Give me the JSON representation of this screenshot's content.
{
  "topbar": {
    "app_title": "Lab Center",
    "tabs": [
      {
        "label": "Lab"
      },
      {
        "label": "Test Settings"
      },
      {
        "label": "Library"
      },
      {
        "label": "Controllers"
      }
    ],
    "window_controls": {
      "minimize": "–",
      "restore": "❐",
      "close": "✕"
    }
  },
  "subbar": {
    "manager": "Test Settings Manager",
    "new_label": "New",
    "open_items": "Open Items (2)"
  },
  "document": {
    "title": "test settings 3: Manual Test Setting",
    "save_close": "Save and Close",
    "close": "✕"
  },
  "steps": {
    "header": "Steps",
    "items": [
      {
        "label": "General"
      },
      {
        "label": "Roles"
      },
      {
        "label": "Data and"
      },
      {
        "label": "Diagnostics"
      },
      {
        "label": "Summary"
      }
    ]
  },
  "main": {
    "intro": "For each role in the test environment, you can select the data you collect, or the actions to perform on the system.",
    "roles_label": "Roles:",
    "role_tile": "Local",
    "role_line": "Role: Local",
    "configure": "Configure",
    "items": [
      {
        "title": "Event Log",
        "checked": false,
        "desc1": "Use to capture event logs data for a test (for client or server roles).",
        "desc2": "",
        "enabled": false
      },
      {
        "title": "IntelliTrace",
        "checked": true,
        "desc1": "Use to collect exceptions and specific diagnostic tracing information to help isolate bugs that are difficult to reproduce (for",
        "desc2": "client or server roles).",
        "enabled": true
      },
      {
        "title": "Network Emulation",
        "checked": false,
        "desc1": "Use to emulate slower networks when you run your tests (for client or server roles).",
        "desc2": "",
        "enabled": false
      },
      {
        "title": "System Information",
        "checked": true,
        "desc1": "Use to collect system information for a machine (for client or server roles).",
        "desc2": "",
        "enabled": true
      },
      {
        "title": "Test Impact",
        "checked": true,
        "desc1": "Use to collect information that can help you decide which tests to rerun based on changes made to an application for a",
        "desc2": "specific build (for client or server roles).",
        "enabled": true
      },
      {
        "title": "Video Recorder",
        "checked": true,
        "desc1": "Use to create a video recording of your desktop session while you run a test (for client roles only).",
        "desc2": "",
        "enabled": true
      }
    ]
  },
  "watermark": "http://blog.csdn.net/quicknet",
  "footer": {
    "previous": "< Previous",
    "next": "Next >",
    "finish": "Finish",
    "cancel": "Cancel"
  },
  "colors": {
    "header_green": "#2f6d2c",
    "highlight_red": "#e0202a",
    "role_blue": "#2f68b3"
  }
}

==

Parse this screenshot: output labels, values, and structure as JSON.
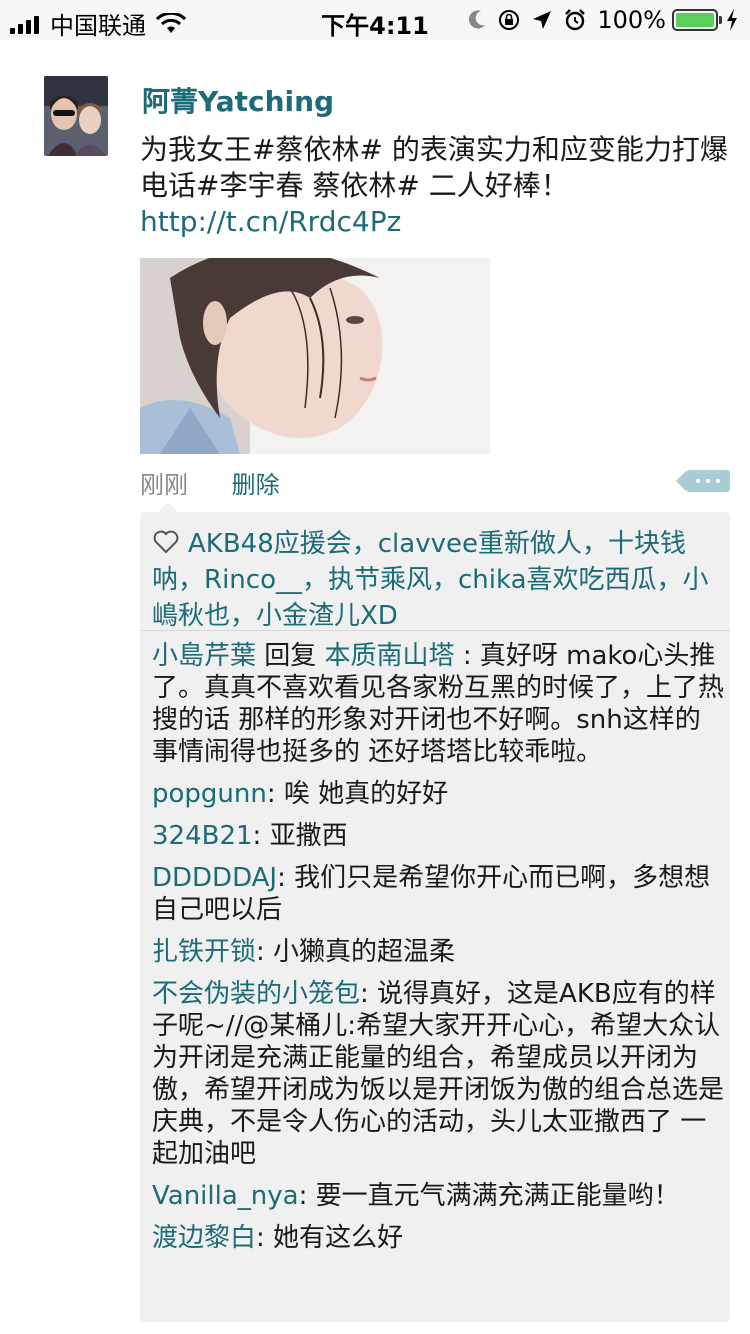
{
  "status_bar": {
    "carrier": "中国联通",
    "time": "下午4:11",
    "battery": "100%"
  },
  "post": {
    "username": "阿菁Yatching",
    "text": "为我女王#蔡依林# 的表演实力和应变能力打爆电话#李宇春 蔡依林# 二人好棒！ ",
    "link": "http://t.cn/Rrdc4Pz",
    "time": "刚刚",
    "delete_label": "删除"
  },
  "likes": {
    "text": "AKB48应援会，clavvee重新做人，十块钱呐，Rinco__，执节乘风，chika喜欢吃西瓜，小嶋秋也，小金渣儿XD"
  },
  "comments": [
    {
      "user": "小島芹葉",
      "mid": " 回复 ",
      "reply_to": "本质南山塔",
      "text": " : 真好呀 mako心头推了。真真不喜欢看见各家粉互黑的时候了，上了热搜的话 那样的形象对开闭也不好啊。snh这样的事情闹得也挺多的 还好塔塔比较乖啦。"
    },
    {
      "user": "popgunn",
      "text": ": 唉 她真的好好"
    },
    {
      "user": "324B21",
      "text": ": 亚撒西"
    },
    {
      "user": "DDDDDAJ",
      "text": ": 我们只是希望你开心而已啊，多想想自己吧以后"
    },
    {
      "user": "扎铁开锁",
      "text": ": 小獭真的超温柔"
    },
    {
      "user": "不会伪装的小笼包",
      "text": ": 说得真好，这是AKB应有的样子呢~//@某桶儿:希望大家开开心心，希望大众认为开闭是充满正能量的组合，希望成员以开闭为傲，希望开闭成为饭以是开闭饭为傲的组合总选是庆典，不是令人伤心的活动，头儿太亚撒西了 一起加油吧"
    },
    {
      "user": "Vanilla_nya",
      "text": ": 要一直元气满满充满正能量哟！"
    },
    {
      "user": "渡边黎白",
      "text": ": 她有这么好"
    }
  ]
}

...

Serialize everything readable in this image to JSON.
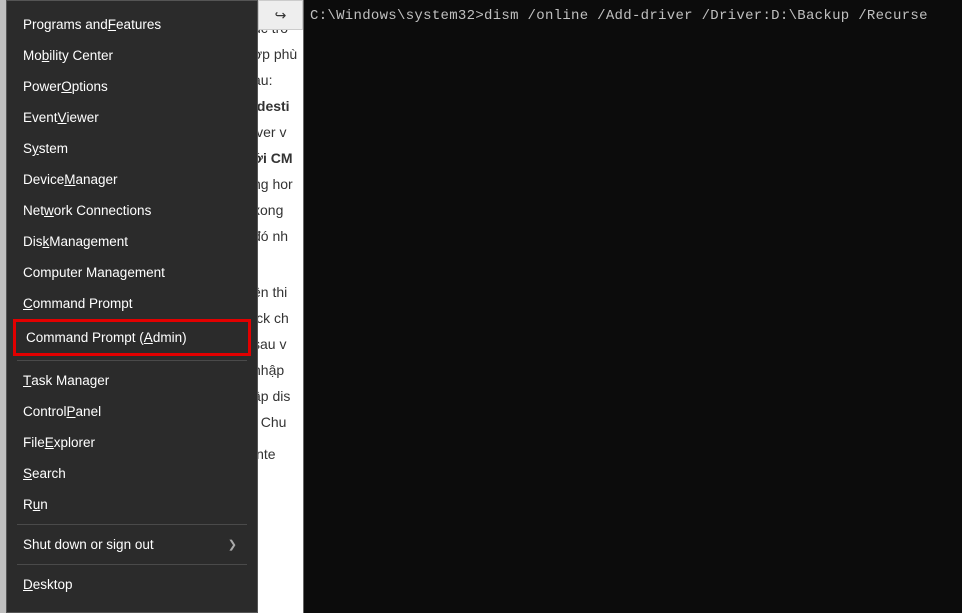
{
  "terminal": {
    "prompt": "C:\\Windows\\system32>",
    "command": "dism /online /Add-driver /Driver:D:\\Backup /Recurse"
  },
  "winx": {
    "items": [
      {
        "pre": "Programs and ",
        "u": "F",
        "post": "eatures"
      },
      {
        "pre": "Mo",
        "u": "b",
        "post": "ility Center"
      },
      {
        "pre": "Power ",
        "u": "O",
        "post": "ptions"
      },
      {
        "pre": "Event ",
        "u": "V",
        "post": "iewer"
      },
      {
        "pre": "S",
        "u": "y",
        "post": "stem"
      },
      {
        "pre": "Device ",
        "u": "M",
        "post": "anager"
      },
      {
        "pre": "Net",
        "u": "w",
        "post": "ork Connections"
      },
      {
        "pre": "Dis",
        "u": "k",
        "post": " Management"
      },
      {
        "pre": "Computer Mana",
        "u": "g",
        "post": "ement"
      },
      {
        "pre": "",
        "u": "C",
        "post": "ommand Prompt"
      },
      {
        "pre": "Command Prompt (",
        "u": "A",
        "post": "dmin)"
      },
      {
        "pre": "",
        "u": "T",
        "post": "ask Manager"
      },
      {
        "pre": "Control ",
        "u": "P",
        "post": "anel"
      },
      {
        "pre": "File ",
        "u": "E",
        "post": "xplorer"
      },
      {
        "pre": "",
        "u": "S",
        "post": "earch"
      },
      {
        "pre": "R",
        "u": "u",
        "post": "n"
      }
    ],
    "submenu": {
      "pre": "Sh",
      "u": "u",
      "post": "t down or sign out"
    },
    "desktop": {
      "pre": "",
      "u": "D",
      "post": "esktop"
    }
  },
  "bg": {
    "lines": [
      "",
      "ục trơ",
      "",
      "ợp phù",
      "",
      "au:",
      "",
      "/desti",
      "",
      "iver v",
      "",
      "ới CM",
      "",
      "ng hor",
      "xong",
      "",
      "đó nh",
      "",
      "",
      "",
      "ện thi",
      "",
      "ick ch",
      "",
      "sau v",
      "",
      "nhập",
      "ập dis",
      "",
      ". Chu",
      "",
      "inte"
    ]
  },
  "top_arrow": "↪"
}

## JOB
Which lines contain the word "JSON"? Copy each of them.

## THE RESULT
Give me the JSON representation of this screenshot's content.
Parse this screenshot: output labels, values, and structure as JSON.
Serialize everything readable in this image to JSON.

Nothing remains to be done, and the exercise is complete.